== ITEMS
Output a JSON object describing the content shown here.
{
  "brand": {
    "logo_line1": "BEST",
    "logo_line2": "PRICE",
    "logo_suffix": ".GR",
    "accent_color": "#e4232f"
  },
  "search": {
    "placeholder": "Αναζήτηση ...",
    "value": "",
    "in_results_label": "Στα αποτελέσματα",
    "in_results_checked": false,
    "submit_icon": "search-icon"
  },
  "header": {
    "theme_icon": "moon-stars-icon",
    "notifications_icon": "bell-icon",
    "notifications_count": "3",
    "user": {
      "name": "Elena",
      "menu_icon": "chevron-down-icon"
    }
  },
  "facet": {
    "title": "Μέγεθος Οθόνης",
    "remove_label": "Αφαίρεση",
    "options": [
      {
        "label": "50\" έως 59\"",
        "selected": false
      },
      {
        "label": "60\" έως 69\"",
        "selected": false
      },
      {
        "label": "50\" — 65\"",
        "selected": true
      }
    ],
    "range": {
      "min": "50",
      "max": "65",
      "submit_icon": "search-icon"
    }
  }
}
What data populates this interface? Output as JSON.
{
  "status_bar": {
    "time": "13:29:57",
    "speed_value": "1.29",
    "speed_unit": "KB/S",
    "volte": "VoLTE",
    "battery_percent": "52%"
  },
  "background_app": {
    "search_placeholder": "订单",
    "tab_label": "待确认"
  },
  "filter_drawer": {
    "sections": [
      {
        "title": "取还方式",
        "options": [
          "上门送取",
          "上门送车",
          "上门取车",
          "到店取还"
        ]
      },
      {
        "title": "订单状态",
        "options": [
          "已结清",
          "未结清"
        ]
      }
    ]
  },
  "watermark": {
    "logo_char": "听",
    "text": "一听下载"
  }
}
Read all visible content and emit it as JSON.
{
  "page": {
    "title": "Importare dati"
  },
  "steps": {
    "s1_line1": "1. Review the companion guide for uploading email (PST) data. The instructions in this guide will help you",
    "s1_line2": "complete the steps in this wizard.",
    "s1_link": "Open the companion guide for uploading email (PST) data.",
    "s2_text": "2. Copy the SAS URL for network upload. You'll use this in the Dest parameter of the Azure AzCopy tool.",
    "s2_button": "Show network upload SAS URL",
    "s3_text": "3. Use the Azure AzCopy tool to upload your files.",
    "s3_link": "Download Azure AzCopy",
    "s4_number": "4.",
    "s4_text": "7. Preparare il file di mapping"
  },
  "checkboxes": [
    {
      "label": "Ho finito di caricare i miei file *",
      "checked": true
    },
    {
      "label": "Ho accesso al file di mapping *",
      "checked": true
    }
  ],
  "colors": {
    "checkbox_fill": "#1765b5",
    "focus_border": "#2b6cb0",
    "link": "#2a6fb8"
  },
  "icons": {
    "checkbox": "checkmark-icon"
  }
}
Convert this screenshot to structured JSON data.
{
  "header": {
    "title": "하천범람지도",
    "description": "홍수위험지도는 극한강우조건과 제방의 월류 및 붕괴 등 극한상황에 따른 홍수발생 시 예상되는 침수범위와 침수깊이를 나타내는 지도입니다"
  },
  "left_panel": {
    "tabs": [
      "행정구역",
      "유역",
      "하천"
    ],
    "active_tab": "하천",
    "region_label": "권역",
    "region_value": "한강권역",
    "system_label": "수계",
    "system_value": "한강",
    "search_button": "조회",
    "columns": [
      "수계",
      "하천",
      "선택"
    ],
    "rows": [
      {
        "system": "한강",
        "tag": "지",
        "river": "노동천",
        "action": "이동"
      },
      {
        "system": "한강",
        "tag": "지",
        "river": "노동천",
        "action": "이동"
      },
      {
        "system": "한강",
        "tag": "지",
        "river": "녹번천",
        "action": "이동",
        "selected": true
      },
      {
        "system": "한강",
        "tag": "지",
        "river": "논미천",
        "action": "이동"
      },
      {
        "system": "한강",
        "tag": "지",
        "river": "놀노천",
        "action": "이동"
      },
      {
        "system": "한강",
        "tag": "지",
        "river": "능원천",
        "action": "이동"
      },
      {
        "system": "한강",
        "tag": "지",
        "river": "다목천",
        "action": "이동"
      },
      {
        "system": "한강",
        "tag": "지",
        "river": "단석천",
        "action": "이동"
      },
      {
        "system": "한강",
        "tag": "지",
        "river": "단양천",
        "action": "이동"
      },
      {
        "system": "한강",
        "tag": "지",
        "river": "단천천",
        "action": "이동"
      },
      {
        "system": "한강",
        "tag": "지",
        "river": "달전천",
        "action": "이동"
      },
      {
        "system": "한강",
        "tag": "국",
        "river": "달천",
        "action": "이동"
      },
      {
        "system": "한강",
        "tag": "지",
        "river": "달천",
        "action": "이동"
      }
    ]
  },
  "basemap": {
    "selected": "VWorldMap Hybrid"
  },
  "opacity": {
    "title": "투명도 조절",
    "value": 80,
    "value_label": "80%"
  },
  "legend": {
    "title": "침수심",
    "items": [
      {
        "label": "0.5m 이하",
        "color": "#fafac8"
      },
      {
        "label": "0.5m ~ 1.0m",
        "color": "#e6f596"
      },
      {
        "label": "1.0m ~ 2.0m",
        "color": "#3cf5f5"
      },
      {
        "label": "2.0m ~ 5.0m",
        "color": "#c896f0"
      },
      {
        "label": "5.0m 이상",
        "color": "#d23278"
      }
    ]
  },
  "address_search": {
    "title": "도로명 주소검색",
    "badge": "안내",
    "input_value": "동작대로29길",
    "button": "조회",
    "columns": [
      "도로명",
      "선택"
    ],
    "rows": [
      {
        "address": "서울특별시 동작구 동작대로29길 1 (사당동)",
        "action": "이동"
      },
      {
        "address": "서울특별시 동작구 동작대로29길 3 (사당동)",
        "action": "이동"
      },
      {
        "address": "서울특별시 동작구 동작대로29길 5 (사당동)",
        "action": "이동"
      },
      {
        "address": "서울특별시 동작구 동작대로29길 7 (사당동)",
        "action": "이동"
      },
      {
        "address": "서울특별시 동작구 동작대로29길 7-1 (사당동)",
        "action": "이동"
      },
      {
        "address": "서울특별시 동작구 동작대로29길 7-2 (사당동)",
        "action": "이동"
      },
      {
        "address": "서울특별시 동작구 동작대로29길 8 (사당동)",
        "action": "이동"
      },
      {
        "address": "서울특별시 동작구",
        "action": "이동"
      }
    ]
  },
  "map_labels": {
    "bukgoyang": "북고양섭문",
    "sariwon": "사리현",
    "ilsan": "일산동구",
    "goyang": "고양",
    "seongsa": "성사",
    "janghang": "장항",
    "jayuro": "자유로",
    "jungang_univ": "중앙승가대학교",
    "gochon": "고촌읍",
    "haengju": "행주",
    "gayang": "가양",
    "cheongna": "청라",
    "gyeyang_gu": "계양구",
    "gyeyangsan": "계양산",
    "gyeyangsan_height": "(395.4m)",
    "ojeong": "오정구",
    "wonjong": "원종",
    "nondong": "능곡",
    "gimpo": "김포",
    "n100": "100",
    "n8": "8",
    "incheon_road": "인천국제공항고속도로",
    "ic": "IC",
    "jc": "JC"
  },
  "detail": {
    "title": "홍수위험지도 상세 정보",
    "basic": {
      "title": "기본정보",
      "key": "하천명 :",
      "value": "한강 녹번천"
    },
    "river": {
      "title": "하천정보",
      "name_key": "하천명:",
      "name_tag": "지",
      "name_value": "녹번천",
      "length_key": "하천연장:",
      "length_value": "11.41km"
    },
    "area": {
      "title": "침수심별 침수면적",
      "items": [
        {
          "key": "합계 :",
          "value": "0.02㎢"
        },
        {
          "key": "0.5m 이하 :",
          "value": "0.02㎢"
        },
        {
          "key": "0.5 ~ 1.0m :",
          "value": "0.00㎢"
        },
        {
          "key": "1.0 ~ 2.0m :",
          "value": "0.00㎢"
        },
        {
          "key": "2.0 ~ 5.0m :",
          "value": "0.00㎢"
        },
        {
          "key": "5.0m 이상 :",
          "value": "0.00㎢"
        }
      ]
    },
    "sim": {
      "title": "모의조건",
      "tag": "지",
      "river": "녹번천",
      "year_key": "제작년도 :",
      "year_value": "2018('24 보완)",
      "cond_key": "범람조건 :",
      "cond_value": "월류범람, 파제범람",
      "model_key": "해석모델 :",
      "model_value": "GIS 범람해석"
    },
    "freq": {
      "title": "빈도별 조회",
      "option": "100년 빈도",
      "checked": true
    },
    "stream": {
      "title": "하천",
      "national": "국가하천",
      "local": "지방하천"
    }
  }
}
====
→ PROBLEM STATEMENT
Copy every line in the records above that contains the word "tool".

→ SOLUTION
    "s2_text": "2. Copy the SAS URL for network upload. You'll use this in the Dest parameter of the Azure AzCopy tool.",
    "s3_text": "3. Use the Azure AzCopy tool to upload your files.",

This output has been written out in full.